• Description of the task:
State the number of lines, and only that number, in which the word "SRMTID" appears.

____

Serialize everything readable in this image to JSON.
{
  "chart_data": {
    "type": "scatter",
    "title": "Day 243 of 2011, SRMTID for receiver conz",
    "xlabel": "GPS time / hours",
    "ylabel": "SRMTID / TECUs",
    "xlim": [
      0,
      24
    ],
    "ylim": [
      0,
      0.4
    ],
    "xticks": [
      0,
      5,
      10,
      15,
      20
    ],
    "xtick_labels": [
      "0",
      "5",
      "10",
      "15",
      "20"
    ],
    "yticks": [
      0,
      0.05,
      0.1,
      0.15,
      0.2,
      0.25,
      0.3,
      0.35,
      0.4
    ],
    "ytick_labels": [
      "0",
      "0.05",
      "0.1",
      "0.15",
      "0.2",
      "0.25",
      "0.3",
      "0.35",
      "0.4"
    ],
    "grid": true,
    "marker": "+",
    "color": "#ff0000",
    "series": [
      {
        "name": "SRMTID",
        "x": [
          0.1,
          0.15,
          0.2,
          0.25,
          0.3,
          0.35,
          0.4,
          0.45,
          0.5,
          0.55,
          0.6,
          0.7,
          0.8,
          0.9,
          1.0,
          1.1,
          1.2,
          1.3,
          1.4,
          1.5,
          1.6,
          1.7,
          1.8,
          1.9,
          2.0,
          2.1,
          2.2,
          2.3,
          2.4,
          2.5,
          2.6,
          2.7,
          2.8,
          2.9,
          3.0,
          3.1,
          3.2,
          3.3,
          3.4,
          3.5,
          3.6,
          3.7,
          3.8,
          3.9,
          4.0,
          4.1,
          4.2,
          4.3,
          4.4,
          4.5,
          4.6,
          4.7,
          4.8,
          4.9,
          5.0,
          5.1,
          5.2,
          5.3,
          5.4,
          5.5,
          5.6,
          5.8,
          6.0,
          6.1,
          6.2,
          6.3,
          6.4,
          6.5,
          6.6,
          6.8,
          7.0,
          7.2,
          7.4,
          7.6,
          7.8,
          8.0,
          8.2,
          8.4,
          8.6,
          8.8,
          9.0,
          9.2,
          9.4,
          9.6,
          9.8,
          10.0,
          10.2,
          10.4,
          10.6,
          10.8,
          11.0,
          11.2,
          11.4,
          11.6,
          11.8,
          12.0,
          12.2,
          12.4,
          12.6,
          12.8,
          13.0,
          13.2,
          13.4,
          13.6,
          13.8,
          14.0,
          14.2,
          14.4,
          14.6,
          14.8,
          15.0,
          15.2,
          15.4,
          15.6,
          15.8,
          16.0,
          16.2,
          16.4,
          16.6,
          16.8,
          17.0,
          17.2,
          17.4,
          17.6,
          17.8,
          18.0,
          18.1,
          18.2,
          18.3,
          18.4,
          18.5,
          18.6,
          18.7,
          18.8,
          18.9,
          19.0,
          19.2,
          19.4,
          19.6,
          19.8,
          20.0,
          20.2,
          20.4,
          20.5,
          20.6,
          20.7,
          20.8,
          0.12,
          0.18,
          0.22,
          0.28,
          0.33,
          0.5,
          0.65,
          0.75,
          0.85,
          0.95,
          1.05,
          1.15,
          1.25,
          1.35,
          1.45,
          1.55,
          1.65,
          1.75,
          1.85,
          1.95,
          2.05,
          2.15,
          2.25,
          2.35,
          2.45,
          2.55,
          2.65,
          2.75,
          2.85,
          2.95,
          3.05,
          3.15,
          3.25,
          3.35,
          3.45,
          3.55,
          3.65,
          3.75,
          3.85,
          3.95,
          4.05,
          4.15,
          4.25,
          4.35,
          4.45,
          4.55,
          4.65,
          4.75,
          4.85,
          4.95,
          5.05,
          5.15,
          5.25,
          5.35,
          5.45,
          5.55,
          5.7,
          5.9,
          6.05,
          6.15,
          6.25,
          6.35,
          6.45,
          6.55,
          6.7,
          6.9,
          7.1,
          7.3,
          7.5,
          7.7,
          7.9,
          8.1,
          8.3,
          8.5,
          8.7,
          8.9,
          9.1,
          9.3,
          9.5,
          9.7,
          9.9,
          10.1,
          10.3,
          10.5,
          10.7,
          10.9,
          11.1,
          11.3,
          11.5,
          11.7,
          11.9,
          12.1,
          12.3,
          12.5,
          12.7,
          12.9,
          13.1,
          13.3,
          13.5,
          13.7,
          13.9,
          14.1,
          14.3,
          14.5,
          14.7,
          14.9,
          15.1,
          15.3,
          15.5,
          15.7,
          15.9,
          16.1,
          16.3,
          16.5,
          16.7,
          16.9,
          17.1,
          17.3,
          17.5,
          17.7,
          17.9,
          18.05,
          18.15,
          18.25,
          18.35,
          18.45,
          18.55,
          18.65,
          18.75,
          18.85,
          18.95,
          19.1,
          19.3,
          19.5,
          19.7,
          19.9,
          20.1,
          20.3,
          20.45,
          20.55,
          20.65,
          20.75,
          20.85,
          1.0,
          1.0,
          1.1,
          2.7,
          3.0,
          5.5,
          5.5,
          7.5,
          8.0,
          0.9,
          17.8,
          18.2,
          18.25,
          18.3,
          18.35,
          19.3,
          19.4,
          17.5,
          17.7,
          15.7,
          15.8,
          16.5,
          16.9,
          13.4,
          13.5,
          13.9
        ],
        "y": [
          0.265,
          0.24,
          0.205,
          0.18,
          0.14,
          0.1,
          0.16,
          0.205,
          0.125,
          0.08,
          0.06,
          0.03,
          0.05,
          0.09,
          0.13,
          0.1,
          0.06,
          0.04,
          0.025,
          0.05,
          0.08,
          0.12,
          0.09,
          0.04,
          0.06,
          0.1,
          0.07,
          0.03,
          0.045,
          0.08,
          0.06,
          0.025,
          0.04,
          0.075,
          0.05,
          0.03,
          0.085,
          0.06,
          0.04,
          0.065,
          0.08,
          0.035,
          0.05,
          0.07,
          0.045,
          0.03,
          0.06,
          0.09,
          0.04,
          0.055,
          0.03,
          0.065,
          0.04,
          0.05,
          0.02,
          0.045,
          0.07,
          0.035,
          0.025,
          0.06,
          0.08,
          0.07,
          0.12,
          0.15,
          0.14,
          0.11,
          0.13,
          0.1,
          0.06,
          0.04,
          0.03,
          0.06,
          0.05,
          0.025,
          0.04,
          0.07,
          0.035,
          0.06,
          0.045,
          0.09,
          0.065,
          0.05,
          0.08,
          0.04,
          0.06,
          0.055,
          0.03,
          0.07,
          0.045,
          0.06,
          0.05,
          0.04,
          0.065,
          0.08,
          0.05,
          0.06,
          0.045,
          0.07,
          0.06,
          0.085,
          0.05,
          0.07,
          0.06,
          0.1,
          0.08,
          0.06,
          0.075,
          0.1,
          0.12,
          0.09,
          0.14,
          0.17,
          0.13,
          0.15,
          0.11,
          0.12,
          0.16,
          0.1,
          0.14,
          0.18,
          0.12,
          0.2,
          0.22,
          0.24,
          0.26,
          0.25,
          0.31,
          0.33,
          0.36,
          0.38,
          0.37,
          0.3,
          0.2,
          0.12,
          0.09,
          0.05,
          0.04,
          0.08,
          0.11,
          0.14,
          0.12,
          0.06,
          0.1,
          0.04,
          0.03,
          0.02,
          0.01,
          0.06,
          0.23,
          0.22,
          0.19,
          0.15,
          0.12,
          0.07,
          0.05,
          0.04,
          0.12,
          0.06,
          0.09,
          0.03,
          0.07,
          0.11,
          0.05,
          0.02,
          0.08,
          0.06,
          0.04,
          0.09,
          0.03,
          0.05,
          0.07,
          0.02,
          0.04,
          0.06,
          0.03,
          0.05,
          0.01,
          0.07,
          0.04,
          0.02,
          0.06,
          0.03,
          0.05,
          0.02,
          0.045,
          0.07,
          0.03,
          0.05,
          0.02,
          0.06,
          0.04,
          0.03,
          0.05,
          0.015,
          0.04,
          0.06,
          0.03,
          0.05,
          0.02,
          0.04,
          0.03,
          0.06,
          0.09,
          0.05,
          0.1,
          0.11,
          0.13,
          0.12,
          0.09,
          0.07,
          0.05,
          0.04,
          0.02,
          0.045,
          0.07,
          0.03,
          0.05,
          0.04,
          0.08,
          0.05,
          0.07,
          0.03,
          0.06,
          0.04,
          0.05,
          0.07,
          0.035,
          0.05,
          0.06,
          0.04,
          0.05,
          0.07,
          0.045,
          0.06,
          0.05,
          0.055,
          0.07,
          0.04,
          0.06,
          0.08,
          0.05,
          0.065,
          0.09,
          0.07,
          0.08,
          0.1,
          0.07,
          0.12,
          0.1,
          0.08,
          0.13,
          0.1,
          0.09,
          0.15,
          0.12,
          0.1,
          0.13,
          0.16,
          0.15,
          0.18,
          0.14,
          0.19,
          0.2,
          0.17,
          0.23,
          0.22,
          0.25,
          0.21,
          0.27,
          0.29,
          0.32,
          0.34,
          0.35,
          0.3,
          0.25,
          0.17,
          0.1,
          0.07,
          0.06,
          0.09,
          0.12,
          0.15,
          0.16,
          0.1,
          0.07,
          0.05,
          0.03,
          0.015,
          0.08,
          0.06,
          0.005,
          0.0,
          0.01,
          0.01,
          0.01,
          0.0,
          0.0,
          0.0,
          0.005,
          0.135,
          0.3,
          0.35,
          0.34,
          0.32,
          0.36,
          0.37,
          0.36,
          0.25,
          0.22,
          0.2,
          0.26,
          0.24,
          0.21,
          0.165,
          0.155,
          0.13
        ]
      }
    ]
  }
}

____

• Solution to this task:
3